Stored data:

#####

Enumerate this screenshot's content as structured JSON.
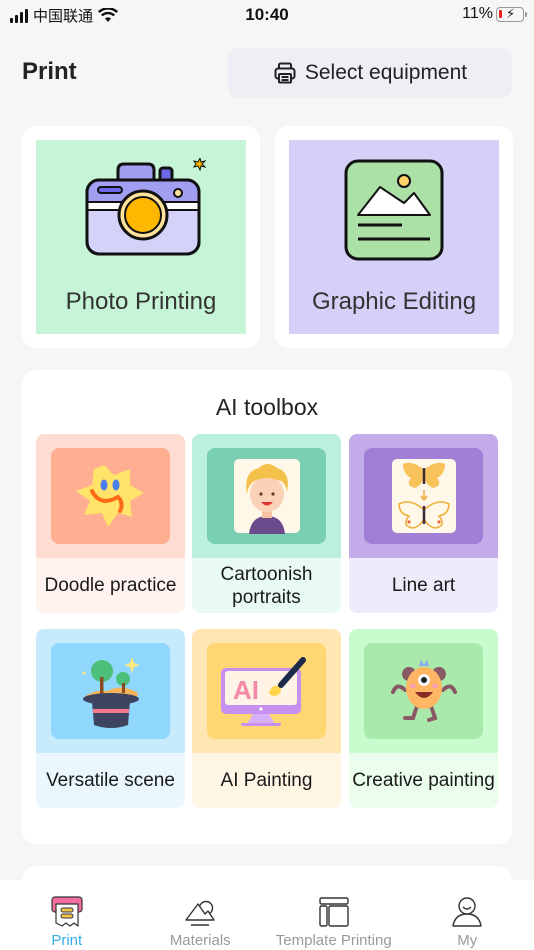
{
  "status_bar": {
    "carrier": "中国联通",
    "time": "10:40",
    "battery_percent": "11%",
    "battery_level": 0.11,
    "charging": true
  },
  "header": {
    "title": "Print",
    "select_equipment_label": "Select equipment",
    "select_equipment_icon": "printer-icon"
  },
  "main_cards": [
    {
      "label": "Photo Printing",
      "icon": "camera-icon",
      "bg": "#c6f4d6"
    },
    {
      "label": "Graphic Editing",
      "icon": "image-document-icon",
      "bg": "#d4d0f8"
    }
  ],
  "ai_toolbox": {
    "title": "AI toolbox",
    "tools": [
      {
        "label": "Doodle practice",
        "icon": "star-doodle-icon",
        "top_bg": "#ffdcd2",
        "img_bg": "#ffae92",
        "bottom_bg": "#fff2ef"
      },
      {
        "label": "Cartoonish portraits",
        "icon": "portrait-icon",
        "top_bg": "#bbf0e1",
        "img_bg": "#79cfb2",
        "bottom_bg": "#e9faf5"
      },
      {
        "label": "Line art",
        "icon": "butterfly-icon",
        "top_bg": "#c4acea",
        "img_bg": "#a17fd6",
        "bottom_bg": "#f0ebfa"
      },
      {
        "label": "Versatile scene",
        "icon": "magic-hat-icon",
        "top_bg": "#c7eafd",
        "img_bg": "#8fd7fd",
        "bottom_bg": "#ebf7fe"
      },
      {
        "label": "AI Painting",
        "icon": "ai-monitor-icon",
        "top_bg": "#ffe6b3",
        "img_bg": "#ffd772",
        "bottom_bg": "#fff6e6"
      },
      {
        "label": "Creative painting",
        "icon": "monster-icon",
        "top_bg": "#c8fbce",
        "img_bg": "#a9e9ac",
        "bottom_bg": "#ebfdec"
      }
    ]
  },
  "tabbar": {
    "active_color": "#33aee8",
    "tabs": [
      {
        "label": "Print",
        "icon": "print-tab-icon",
        "active": true
      },
      {
        "label": "Materials",
        "icon": "mountain-icon",
        "active": false
      },
      {
        "label": "Template Printing",
        "icon": "template-icon",
        "active": false
      },
      {
        "label": "My",
        "icon": "user-icon",
        "active": false
      }
    ]
  }
}
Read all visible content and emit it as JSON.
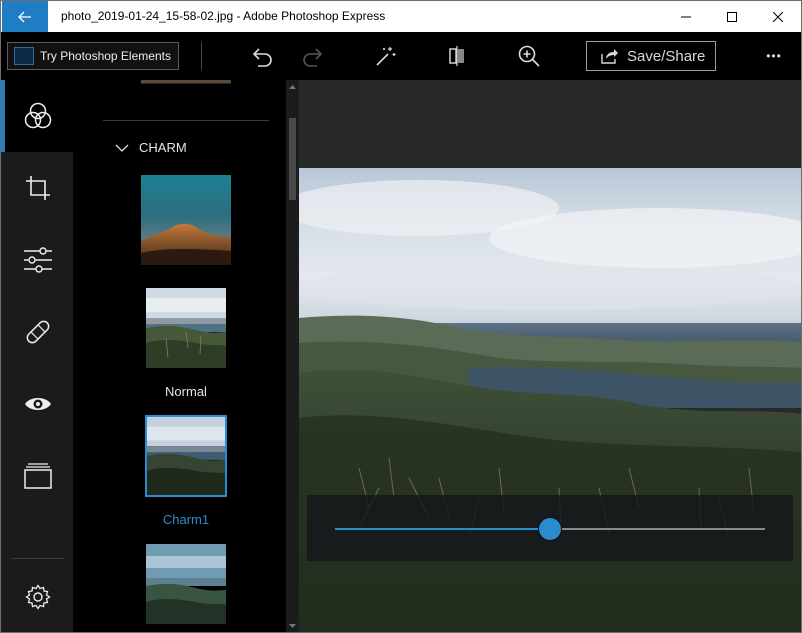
{
  "window": {
    "title": "photo_2019-01-24_15-58-02.jpg - Adobe Photoshop Express"
  },
  "toolbar": {
    "try_label": "Try Photoshop Elements",
    "save_label": "Save/Share",
    "more_label": "•••"
  },
  "rail": {
    "items": [
      "looks-icon",
      "crop-icon",
      "adjustments-icon",
      "healing-icon",
      "red-eye-icon",
      "borders-icon"
    ],
    "active": "looks-icon"
  },
  "panel": {
    "section_title": "CHARM",
    "filters": [
      {
        "label": "Normal",
        "selected": false
      },
      {
        "label": "Charm1",
        "selected": true
      }
    ]
  },
  "slider": {
    "value": 0.5
  },
  "colors": {
    "accent": "#1f7dc4",
    "selected_label": "#2b8bd0"
  }
}
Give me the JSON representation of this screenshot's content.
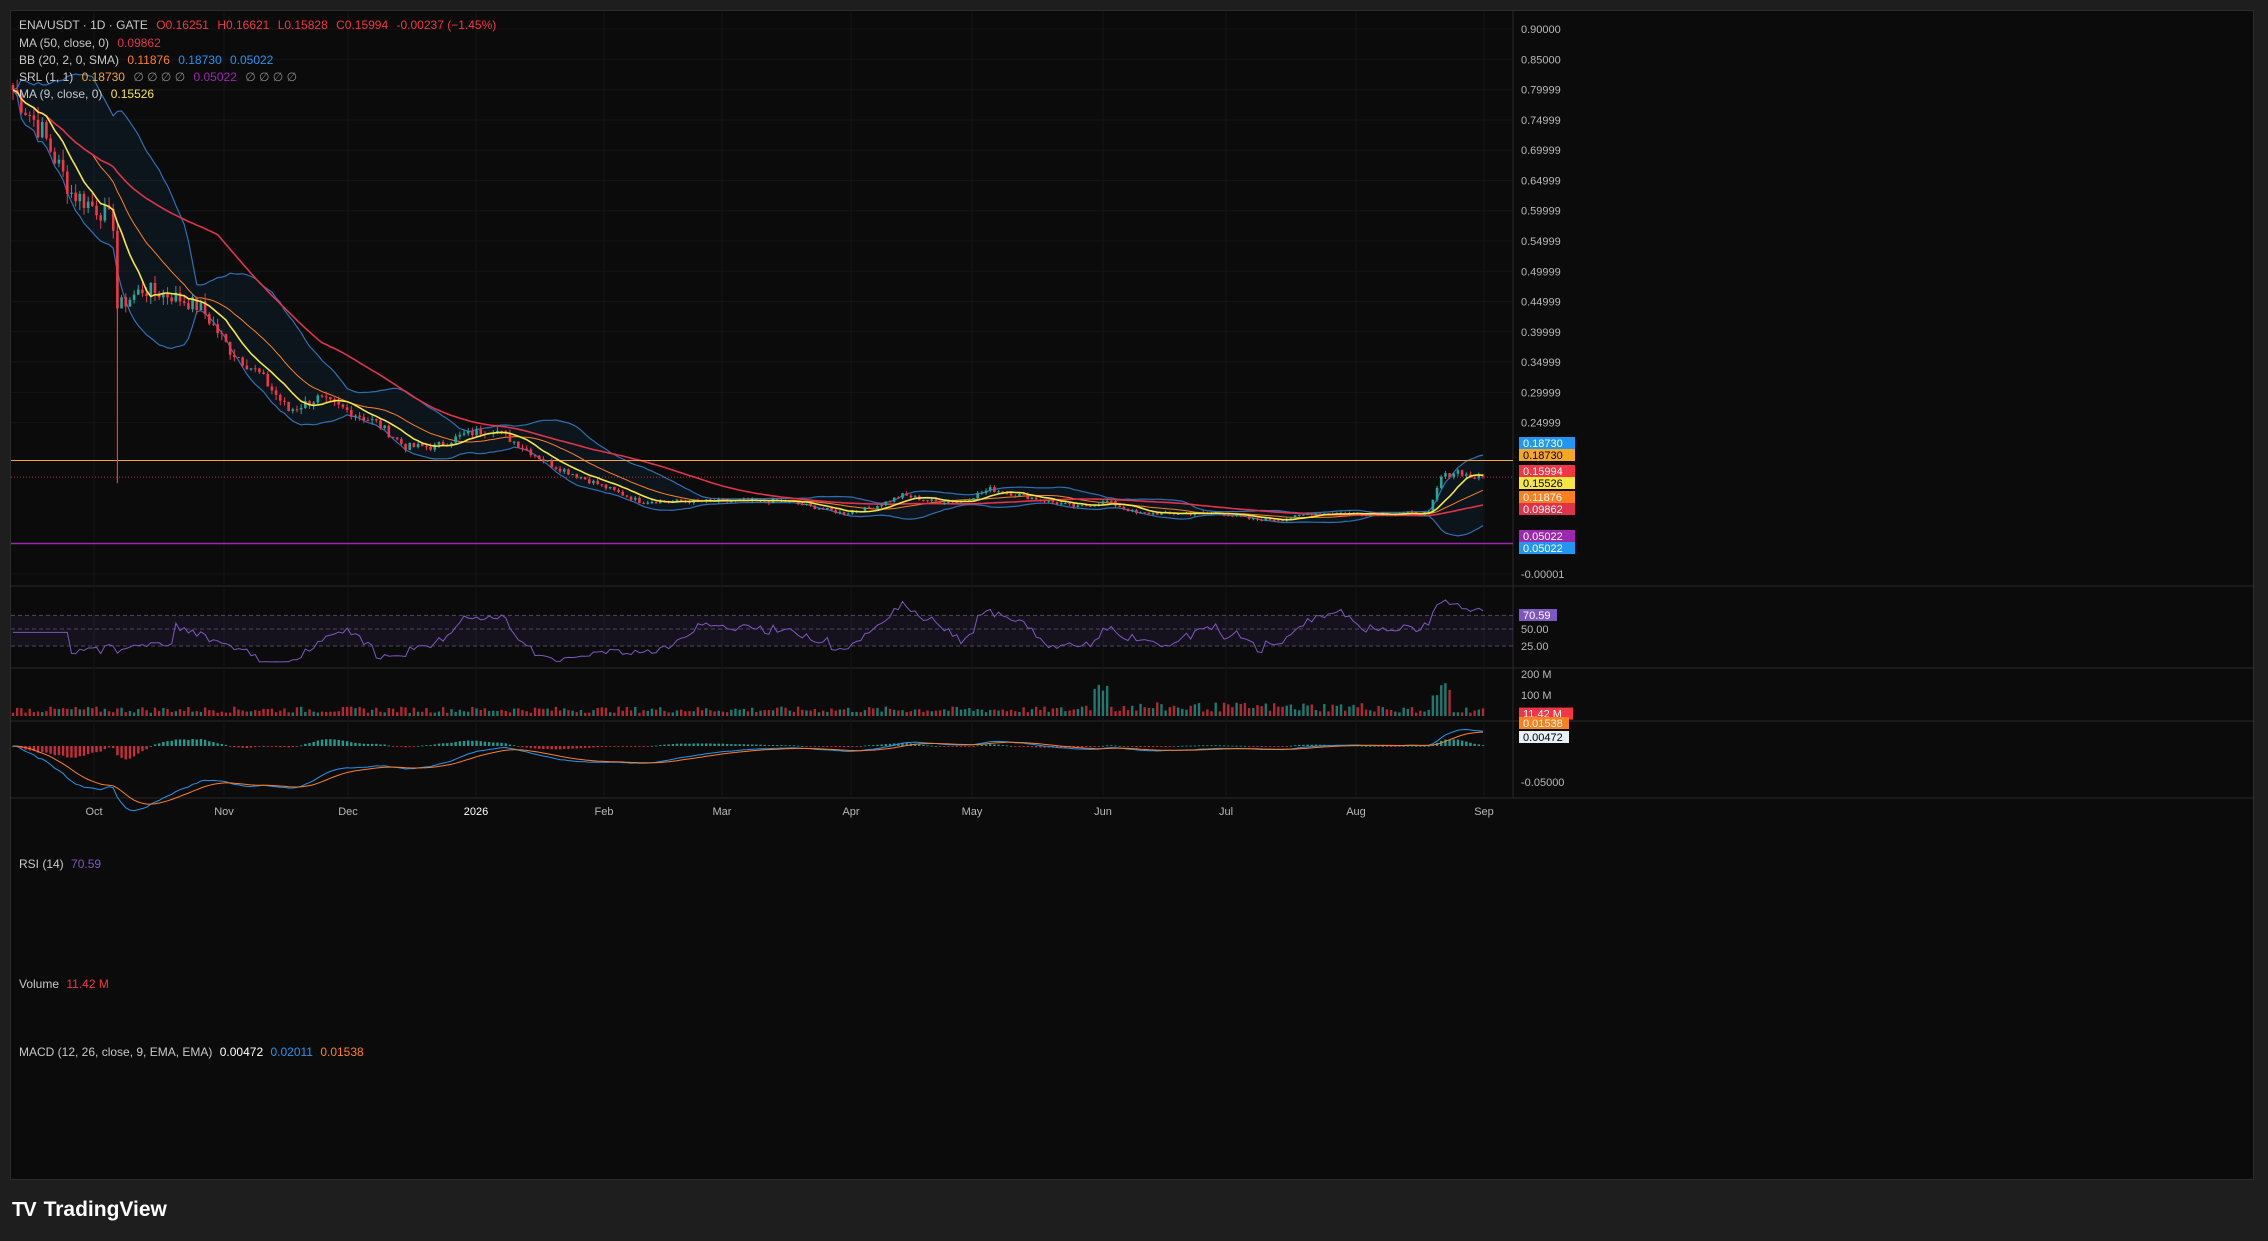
{
  "header": {
    "symbol": "ENA/USDT · 1D · GATE",
    "ohlc": {
      "open": "O0.16251",
      "high": "H0.16621",
      "low": "L0.15828",
      "close": "C0.15994",
      "change": "-0.00237 (−1.45%)"
    },
    "ma50": {
      "label": "MA (50, close, 0)",
      "value": "0.09862"
    },
    "bb": {
      "label": "BB (20, 2, 0, SMA)",
      "basis": "0.11876",
      "upper": "0.18730",
      "lower": "0.05022"
    },
    "srl": {
      "label": "SRL (1, 1)",
      "v1": "0.18730",
      "dots1": "∅ ∅ ∅ ∅",
      "v2": "0.05022",
      "dots2": "∅ ∅ ∅ ∅"
    },
    "ma9": {
      "label": "MA (9, close, 0)",
      "value": "0.15526"
    }
  },
  "panes": {
    "rsi": {
      "label": "RSI (14)",
      "value": "70.59",
      "levels": [
        "70.00",
        "50.00",
        "25.00"
      ]
    },
    "volume": {
      "label": "Volume",
      "value": "11.42 M",
      "ticks": [
        "200 M",
        "100 M"
      ]
    },
    "macd": {
      "label": "MACD (12, 26, close, 9, EMA, EMA)",
      "v1": "0.00472",
      "v2": "0.02011",
      "v3": "0.01538",
      "ticks": [
        "-0.05000"
      ]
    }
  },
  "price_tags": [
    {
      "text": "0.18730",
      "color": "#2196f3"
    },
    {
      "text": "0.18730",
      "color": "#f5a623"
    },
    {
      "text": "0.15994",
      "color": "#f23645"
    },
    {
      "text": "0.15526",
      "color": "#f5e642"
    },
    {
      "text": "0.11876",
      "color": "#ff7f1f"
    },
    {
      "text": "0.09862",
      "color": "#e0334a"
    },
    {
      "text": "0.05022",
      "color": "#9c27b0"
    },
    {
      "text": "0.05022",
      "color": "#2196f3"
    }
  ],
  "pane_tags": {
    "rsi": "70.59",
    "volume": "11.42 M",
    "macd1": "0.01538",
    "macd2": "0.00472"
  },
  "footer": {
    "brand": "TradingView"
  },
  "colors": {
    "up": "#26a69a",
    "down": "#f23645",
    "ma9": "#f5e642",
    "ma50": "#e0334a",
    "bb_basis": "#ff7f1f",
    "bb_band": "#2962ff",
    "srl_high": "#f5a623",
    "srl_low": "#9c27b0",
    "rsi": "#7e57c2"
  },
  "chart_data": {
    "type": "candlestick",
    "title": "ENA/USDT · 1D · GATE",
    "ylim": [
      -0.02,
      0.93
    ],
    "y_ticks": [
      "0.90000",
      "0.85000",
      "0.79999",
      "0.74999",
      "0.69999",
      "0.64999",
      "0.59999",
      "0.54999",
      "0.49999",
      "0.44999",
      "0.39999",
      "0.34999",
      "0.29999",
      "0.24999",
      "-0.00001"
    ],
    "x_ticks": [
      "Oct",
      "Nov",
      "Dec",
      "2026",
      "Feb",
      "Mar",
      "Apr",
      "May",
      "Jun",
      "Jul",
      "Aug",
      "Sep"
    ],
    "close_series": [
      [
        "Sep 15",
        0.8
      ],
      [
        "Sep 22",
        0.73
      ],
      [
        "Sep 29",
        0.63
      ],
      [
        "Oct 6",
        0.6
      ],
      [
        "Oct 9",
        0.58
      ],
      [
        "Oct 10",
        0.44
      ],
      [
        "Oct 16",
        0.47
      ],
      [
        "Oct 23",
        0.46
      ],
      [
        "Oct 30",
        0.44
      ],
      [
        "Nov 6",
        0.37
      ],
      [
        "Nov 13",
        0.33
      ],
      [
        "Nov 20",
        0.27
      ],
      [
        "Nov 27",
        0.29
      ],
      [
        "Dec 4",
        0.27
      ],
      [
        "Dec 11",
        0.25
      ],
      [
        "Dec 18",
        0.21
      ],
      [
        "Dec 25",
        0.21
      ],
      [
        "Jan 1",
        0.23
      ],
      [
        "Jan 8",
        0.24
      ],
      [
        "Jan 15",
        0.21
      ],
      [
        "Jan 22",
        0.18
      ],
      [
        "Jan 29",
        0.16
      ],
      [
        "Feb 5",
        0.14
      ],
      [
        "Feb 12",
        0.12
      ],
      [
        "Feb 19",
        0.12
      ],
      [
        "Feb 26",
        0.12
      ],
      [
        "Mar 5",
        0.12
      ],
      [
        "Mar 12",
        0.12
      ],
      [
        "Mar 19",
        0.12
      ],
      [
        "Mar 26",
        0.11
      ],
      [
        "Apr 2",
        0.1
      ],
      [
        "Apr 9",
        0.11
      ],
      [
        "Apr 16",
        0.13
      ],
      [
        "Apr 23",
        0.12
      ],
      [
        "Apr 30",
        0.12
      ],
      [
        "May 7",
        0.14
      ],
      [
        "May 14",
        0.13
      ],
      [
        "May 21",
        0.12
      ],
      [
        "May 28",
        0.11
      ],
      [
        "Jun 4",
        0.12
      ],
      [
        "Jun 11",
        0.1
      ],
      [
        "Jun 18",
        0.1
      ],
      [
        "Jun 25",
        0.1
      ],
      [
        "Jul 2",
        0.1
      ],
      [
        "Jul 9",
        0.09
      ],
      [
        "Jul 16",
        0.09
      ],
      [
        "Jul 23",
        0.1
      ],
      [
        "Jul 30",
        0.1
      ],
      [
        "Aug 6",
        0.1
      ],
      [
        "Aug 13",
        0.1
      ],
      [
        "Aug 20",
        0.1
      ],
      [
        "Aug 23",
        0.16
      ],
      [
        "Aug 27",
        0.17
      ],
      [
        "Aug 30",
        0.16
      ]
    ],
    "series": [
      {
        "name": "MA (9, close, 0)",
        "last": 0.15526
      },
      {
        "name": "MA (50, close, 0)",
        "last": 0.09862
      },
      {
        "name": "BB (20, 2, 0, SMA)",
        "basis": 0.11876,
        "upper": 0.1873,
        "lower": 0.05022
      },
      {
        "name": "SRL (1, 1)",
        "levels": [
          0.1873,
          0.05022
        ]
      }
    ],
    "rsi": {
      "last": 70.59,
      "levels": [
        70,
        50,
        25
      ]
    },
    "volume": {
      "last_M": 11.42,
      "ylim_M": [
        0,
        200
      ]
    },
    "macd": {
      "macd": 0.00472,
      "signal": 0.01538,
      "hist": 0.02011
    }
  }
}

#####

● **Task details**: Track down the lines that include the word "name" and copy them.

● **Solved exercise**:
        "name": "MA (9, close, 0)",
        "name": "MA (50, close, 0)",
        "name": "BB (20, 2, 0, SMA)",
        "name": "SRL (1, 1)",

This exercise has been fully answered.